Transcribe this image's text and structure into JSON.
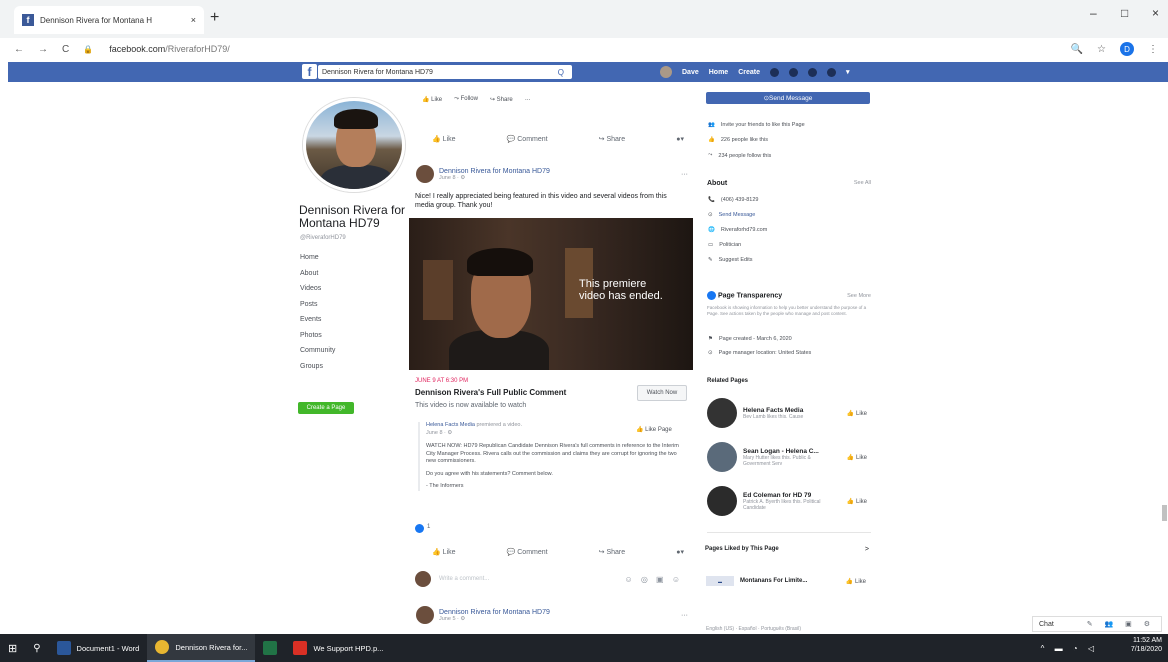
{
  "browser": {
    "tab_title": "Dennison Rivera for Montana H",
    "tab_close": "×",
    "new_tab": "+",
    "url_host": "facebook.com",
    "url_path": "/RiveraforHD79/",
    "back": "←",
    "forward": "→",
    "reload": "C",
    "lock": "🔒",
    "minimize": "–",
    "maximize": "□",
    "close": "×",
    "profile_initial": "D",
    "search_glyph": "🔍",
    "star_glyph": "☆",
    "menu_glyph": "⋮"
  },
  "fb_header": {
    "logo": "f",
    "search_value": "Dennison Rivera for Montana HD79",
    "search_glyph": "Q",
    "user": "Dave",
    "home": "Home",
    "create": "Create"
  },
  "left": {
    "page_name": "Dennison Rivera for Montana HD79",
    "handle": "@RiveraforHD79",
    "nav": [
      "Home",
      "About",
      "Videos",
      "Posts",
      "Events",
      "Photos",
      "Community",
      "Groups"
    ],
    "create_page": "Create a Page"
  },
  "sticky_actions": [
    "Like",
    "Follow",
    "Share",
    "…"
  ],
  "post_actions": {
    "like": "Like",
    "comment": "Comment",
    "share": "Share"
  },
  "post1": {
    "author": "Dennison Rivera for Montana HD79",
    "date": "June 8 · ⚙",
    "text": "Nice! I really appreciated being featured in this video and several videos from this media group. Thank you!",
    "premiere_line1": "This premiere",
    "premiere_line2": "video has ended.",
    "live_label": "JUNE 9 AT 6:30 PM",
    "video_title": "Dennison Rivera's Full Public Comment",
    "video_sub": "This video is now available to watch",
    "watch_now": "Watch Now",
    "shared_author": "Helena Facts Media",
    "shared_meta": "premiered a video.",
    "shared_date": "June 8 · ⚙",
    "like_page": "Like Page",
    "shared_text": "WATCH NOW: HD79 Republican Candidate Dennison Rivera's full comments in reference to the Interim City Manager Process. Rivera calls out the commission and claims they are corrupt for ignoring the two new commissioners.",
    "shared_question": "Do you agree with his statements? Comment below.",
    "shared_sign": "- The Informers",
    "reaction_count": "1",
    "comment_placeholder": "Write a comment...",
    "comment_icons": "☺ ◎ ▣ ☺"
  },
  "post2": {
    "author": "Dennison Rivera for Montana HD79",
    "date": "June 5 · ⚙"
  },
  "right": {
    "send_message": "Send Message",
    "invite": "Invite your friends to like this Page",
    "likes": "226 people like this",
    "follows": "234 people follow this",
    "about_title": "About",
    "see_all": "See All",
    "phone": "(406) 439-8129",
    "send_msg_link": "Send Message",
    "website": "Riveraforhd79.com",
    "category": "Politician",
    "suggest": "Suggest Edits",
    "transparency_title": "Page Transparency",
    "see_more": "See More",
    "transparency_text": "Facebook is showing information to help you better understand the purpose of a Page. See actions taken by the people who manage and post content.",
    "page_created": "Page created - March 6, 2020",
    "manager_loc": "Page manager location: United States",
    "related_title": "Related Pages",
    "related": [
      {
        "name": "Helena Facts Media",
        "sub": "Bev Lamb likes this. Cause",
        "like": "Like"
      },
      {
        "name": "Sean Logan - Helena C...",
        "sub": "Mary Hutter likes this. Public & Government Serv",
        "like": "Like"
      },
      {
        "name": "Ed Coleman for HD 79",
        "sub": "Patrick A. Byerth likes this. Political Candidate",
        "like": "Like"
      }
    ],
    "liked_by_title": "Pages Liked by This Page",
    "liked_by_chevron": ">",
    "liked_page": "Montanans For Limite...",
    "liked_like": "Like",
    "languages": "English (US) · Español · Português (Brasil)"
  },
  "chat": {
    "label": "Chat"
  },
  "taskbar": {
    "items": [
      {
        "label": "Document1 - Word",
        "color": "#2b579a"
      },
      {
        "label": "Dennison Rivera for...",
        "color": "#e8b631"
      },
      {
        "label": "",
        "color": "#217346"
      },
      {
        "label": "We Support HPD.p...",
        "color": "#d93025"
      }
    ],
    "time": "11:52 AM",
    "date": "7/18/2020"
  }
}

..............................

SHORT EXERCISE
Your copy should repeat each entry above exactly but contain no pictures.

THE ANSWER
Transcribe this image's text and structure into JSON.
{
  "browser": {
    "tab_title": "Dennison Rivera for Montana H",
    "tab_close": "×",
    "new_tab": "+",
    "url_host": "facebook.com",
    "url_path": "/RiveraforHD79/",
    "back": "←",
    "forward": "→",
    "reload": "C",
    "lock": "🔒",
    "minimize": "–",
    "maximize": "□",
    "close": "×",
    "profile_initial": "D",
    "search_glyph": "🔍",
    "star_glyph": "☆",
    "menu_glyph": "⋮"
  },
  "fb_header": {
    "logo": "f",
    "search_value": "Dennison Rivera for Montana HD79",
    "search_glyph": "Q",
    "user": "Dave",
    "home": "Home",
    "create": "Create"
  },
  "left": {
    "page_name": "Dennison Rivera for Montana HD79",
    "handle": "@RiveraforHD79",
    "nav": [
      "Home",
      "About",
      "Videos",
      "Posts",
      "Events",
      "Photos",
      "Community",
      "Groups"
    ],
    "create_page": "Create a Page"
  },
  "sticky_actions": [
    "Like",
    "Follow",
    "Share",
    "…"
  ],
  "post_actions": {
    "like": "Like",
    "comment": "Comment",
    "share": "Share"
  },
  "post1": {
    "author": "Dennison Rivera for Montana HD79",
    "date": "June 8 · ⚙",
    "text": "Nice! I really appreciated being featured in this video and several videos from this media group. Thank you!",
    "premiere_line1": "This premiere",
    "premiere_line2": "video has ended.",
    "live_label": "JUNE 9 AT 6:30 PM",
    "video_title": "Dennison Rivera's Full Public Comment",
    "video_sub": "This video is now available to watch",
    "watch_now": "Watch Now",
    "shared_author": "Helena Facts Media",
    "shared_meta": "premiered a video.",
    "shared_date": "June 8 · ⚙",
    "like_page": "Like Page",
    "shared_text": "WATCH NOW: HD79 Republican Candidate Dennison Rivera's full comments in reference to the Interim City Manager Process. Rivera calls out the commission and claims they are corrupt for ignoring the two new commissioners.",
    "shared_question": "Do you agree with his statements? Comment below.",
    "shared_sign": "- The Informers",
    "reaction_count": "1",
    "comment_placeholder": "Write a comment...",
    "comment_icons": "☺ ◎ ▣ ☺"
  },
  "post2": {
    "author": "Dennison Rivera for Montana HD79",
    "date": "June 5 · ⚙"
  },
  "right": {
    "send_message": "Send Message",
    "invite": "Invite your friends to like this Page",
    "likes": "226 people like this",
    "follows": "234 people follow this",
    "about_title": "About",
    "see_all": "See All",
    "phone": "(406) 439-8129",
    "send_msg_link": "Send Message",
    "website": "Riveraforhd79.com",
    "category": "Politician",
    "suggest": "Suggest Edits",
    "transparency_title": "Page Transparency",
    "see_more": "See More",
    "transparency_text": "Facebook is showing information to help you better understand the purpose of a Page. See actions taken by the people who manage and post content.",
    "page_created": "Page created - March 6, 2020",
    "manager_loc": "Page manager location: United States",
    "related_title": "Related Pages",
    "related": [
      {
        "name": "Helena Facts Media",
        "sub": "Bev Lamb likes this. Cause",
        "like": "Like"
      },
      {
        "name": "Sean Logan - Helena C...",
        "sub": "Mary Hutter likes this. Public & Government Serv",
        "like": "Like"
      },
      {
        "name": "Ed Coleman for HD 79",
        "sub": "Patrick A. Byerth likes this. Political Candidate",
        "like": "Like"
      }
    ],
    "liked_by_title": "Pages Liked by This Page",
    "liked_by_chevron": ">",
    "liked_page": "Montanans For Limite...",
    "liked_like": "Like",
    "languages": "English (US) · Español · Português (Brasil)"
  },
  "chat": {
    "label": "Chat"
  },
  "taskbar": {
    "items": [
      {
        "label": "Document1 - Word",
        "color": "#2b579a"
      },
      {
        "label": "Dennison Rivera for...",
        "color": "#e8b631"
      },
      {
        "label": "",
        "color": "#217346"
      },
      {
        "label": "We Support HPD.p...",
        "color": "#d93025"
      }
    ],
    "time": "11:52 AM",
    "date": "7/18/2020"
  }
}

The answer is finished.